- THE INPUT -

________________________

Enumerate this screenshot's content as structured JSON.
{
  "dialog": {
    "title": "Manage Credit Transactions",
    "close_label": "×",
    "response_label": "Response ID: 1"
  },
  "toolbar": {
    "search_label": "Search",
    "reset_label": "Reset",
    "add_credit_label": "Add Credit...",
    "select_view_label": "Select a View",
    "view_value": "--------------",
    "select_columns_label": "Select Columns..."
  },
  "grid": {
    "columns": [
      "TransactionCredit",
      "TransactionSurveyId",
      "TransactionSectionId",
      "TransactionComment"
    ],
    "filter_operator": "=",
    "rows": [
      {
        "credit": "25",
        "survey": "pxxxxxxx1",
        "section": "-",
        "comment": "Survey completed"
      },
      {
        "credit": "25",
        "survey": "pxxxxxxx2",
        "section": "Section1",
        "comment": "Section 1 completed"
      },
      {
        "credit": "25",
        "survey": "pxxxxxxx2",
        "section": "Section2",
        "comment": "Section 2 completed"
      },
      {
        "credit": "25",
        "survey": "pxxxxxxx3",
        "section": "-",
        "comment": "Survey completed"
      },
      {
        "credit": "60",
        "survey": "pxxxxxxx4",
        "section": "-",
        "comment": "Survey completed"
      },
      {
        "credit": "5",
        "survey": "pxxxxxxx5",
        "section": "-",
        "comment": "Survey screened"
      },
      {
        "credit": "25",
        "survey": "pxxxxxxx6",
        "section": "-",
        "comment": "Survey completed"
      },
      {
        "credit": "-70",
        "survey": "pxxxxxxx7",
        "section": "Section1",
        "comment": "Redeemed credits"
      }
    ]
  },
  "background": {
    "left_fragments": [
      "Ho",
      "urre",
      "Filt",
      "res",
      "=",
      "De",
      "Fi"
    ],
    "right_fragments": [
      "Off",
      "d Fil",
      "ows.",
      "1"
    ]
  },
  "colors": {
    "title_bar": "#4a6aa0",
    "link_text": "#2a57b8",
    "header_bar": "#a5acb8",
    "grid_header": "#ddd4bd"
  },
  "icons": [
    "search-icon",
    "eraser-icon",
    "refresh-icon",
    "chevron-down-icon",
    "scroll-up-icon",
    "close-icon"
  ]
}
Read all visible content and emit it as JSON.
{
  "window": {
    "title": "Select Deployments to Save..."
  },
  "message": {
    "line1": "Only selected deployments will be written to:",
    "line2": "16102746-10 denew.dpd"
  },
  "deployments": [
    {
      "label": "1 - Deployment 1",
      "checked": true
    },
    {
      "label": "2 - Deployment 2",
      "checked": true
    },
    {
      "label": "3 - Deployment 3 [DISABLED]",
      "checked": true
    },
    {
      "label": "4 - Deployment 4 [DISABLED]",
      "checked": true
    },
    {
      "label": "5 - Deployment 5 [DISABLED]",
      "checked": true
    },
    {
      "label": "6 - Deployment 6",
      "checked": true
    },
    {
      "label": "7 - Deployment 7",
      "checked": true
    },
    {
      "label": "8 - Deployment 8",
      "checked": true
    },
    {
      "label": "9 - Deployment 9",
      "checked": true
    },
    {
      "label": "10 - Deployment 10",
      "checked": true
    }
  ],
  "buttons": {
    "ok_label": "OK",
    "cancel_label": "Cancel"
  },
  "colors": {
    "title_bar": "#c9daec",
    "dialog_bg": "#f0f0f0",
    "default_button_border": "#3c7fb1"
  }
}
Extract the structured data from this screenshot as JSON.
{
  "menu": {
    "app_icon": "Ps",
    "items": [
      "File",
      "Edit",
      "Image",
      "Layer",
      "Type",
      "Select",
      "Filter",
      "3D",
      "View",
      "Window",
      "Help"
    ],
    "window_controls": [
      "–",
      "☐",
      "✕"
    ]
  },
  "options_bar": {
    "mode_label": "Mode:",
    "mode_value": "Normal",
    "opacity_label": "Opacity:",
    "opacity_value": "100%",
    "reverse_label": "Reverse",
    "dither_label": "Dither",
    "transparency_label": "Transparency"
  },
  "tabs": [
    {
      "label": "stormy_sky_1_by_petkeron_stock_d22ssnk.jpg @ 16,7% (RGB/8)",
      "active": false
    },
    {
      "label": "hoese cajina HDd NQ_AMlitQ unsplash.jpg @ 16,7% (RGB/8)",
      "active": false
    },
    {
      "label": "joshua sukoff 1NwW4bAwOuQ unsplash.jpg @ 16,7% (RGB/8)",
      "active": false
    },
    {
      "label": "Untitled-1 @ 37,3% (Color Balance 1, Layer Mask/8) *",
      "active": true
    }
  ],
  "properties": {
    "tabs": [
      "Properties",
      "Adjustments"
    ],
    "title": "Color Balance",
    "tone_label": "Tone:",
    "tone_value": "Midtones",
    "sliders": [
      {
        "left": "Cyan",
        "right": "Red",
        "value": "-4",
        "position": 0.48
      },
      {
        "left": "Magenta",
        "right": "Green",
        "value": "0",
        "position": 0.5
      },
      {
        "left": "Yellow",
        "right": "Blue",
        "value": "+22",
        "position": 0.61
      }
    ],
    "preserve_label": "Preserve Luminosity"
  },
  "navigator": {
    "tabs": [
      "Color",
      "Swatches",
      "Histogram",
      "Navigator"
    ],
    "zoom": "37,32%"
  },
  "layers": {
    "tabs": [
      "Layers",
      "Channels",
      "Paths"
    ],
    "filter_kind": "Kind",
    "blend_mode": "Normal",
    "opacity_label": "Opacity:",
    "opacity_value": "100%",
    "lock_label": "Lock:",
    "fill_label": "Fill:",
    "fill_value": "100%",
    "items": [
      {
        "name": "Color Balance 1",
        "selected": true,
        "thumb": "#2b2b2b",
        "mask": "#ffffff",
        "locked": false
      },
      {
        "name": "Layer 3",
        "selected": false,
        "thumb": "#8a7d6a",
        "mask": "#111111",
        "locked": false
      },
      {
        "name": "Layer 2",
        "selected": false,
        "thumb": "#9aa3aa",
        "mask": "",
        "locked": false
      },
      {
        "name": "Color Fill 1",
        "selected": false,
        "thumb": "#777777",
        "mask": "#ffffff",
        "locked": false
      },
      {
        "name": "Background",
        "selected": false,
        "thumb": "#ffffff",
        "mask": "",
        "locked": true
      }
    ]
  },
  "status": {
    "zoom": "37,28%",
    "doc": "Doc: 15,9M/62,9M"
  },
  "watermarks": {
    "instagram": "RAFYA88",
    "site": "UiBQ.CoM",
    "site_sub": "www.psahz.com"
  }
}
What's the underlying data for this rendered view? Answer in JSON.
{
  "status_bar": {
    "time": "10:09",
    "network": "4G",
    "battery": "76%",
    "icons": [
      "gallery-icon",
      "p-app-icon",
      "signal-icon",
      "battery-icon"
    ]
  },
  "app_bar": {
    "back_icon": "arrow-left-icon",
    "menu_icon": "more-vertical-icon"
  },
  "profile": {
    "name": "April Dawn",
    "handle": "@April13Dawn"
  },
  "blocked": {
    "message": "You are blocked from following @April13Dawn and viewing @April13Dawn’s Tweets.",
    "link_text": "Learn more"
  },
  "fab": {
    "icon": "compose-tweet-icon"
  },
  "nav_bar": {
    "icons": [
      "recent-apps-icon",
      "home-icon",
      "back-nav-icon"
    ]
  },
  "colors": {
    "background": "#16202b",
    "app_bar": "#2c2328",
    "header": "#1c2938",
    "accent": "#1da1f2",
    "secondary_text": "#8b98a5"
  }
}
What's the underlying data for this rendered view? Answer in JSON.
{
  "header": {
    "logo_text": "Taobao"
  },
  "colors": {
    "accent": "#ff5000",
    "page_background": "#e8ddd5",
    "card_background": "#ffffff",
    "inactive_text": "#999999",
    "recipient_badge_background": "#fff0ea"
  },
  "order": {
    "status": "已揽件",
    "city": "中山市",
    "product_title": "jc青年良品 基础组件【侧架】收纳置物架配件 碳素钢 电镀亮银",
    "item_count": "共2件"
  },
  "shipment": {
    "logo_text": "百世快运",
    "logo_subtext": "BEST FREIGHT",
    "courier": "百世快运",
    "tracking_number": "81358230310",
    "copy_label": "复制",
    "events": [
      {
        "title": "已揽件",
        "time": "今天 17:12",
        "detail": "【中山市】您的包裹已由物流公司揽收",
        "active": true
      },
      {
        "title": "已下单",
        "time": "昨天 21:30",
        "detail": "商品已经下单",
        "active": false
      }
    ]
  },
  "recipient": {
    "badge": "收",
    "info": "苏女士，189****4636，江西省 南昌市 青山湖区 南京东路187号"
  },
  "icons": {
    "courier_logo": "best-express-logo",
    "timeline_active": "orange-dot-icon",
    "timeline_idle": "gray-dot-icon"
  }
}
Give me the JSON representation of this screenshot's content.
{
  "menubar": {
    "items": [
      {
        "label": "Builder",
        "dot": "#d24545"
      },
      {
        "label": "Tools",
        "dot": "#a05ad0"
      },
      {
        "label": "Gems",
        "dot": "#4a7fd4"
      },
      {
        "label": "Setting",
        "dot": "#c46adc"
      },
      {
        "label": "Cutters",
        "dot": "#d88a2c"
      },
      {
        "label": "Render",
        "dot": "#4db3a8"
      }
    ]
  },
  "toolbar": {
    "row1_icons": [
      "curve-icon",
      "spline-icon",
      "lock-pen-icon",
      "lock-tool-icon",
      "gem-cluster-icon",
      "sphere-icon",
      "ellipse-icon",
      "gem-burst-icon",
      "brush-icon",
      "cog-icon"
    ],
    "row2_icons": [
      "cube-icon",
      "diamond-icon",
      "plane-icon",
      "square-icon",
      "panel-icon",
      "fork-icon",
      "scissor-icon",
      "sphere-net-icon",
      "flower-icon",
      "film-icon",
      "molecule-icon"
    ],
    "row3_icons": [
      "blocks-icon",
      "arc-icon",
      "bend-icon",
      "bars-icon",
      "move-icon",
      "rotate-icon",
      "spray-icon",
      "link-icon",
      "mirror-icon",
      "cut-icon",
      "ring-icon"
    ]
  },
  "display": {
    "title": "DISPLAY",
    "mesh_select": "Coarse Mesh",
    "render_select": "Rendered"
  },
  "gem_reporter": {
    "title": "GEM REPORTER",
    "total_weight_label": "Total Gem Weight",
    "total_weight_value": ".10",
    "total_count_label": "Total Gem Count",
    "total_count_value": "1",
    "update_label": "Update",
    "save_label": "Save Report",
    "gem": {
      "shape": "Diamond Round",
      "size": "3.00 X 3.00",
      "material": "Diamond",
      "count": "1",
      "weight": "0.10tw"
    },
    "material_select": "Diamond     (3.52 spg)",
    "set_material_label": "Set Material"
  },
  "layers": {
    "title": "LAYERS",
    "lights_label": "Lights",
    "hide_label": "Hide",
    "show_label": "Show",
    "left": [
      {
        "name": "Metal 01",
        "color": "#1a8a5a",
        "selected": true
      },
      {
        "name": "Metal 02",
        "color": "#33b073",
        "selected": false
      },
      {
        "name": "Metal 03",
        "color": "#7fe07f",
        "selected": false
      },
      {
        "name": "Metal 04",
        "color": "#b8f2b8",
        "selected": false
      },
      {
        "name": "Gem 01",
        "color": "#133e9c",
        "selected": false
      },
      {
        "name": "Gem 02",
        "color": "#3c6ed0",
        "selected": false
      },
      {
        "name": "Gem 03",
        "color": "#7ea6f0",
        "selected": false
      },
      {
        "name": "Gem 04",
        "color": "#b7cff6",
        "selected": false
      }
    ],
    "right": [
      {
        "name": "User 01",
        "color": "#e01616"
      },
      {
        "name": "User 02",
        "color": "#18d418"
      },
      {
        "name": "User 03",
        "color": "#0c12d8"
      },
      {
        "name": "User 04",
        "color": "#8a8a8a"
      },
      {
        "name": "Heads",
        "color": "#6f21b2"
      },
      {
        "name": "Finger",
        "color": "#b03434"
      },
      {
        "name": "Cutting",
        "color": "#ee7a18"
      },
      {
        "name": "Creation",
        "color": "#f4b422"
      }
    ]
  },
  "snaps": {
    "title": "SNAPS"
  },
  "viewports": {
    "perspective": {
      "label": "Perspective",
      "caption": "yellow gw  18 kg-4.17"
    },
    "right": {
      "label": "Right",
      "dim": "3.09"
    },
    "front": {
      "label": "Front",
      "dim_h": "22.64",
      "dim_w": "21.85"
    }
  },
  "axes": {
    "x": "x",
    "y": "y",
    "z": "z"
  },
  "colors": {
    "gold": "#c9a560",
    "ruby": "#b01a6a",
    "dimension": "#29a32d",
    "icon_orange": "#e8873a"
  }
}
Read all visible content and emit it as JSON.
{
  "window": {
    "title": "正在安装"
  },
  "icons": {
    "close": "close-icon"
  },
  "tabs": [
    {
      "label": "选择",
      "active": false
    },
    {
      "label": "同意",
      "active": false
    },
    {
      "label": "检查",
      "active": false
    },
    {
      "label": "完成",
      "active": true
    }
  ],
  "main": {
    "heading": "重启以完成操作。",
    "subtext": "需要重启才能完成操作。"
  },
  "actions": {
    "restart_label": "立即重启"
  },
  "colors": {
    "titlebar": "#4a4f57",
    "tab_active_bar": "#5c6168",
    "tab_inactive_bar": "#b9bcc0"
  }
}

________________________

- WHAT IS BEING ASKED -
Filter out all lines lacking the word "unsplash" and copy the rest.

- COMPLETED EXERCISE -
      "label": "hoese cajina HDd NQ_AMlitQ unsplash.jpg @ 16,7% (RGB/8)",
      "label": "joshua sukoff 1NwW4bAwOuQ unsplash.jpg @ 16,7% (RGB/8)",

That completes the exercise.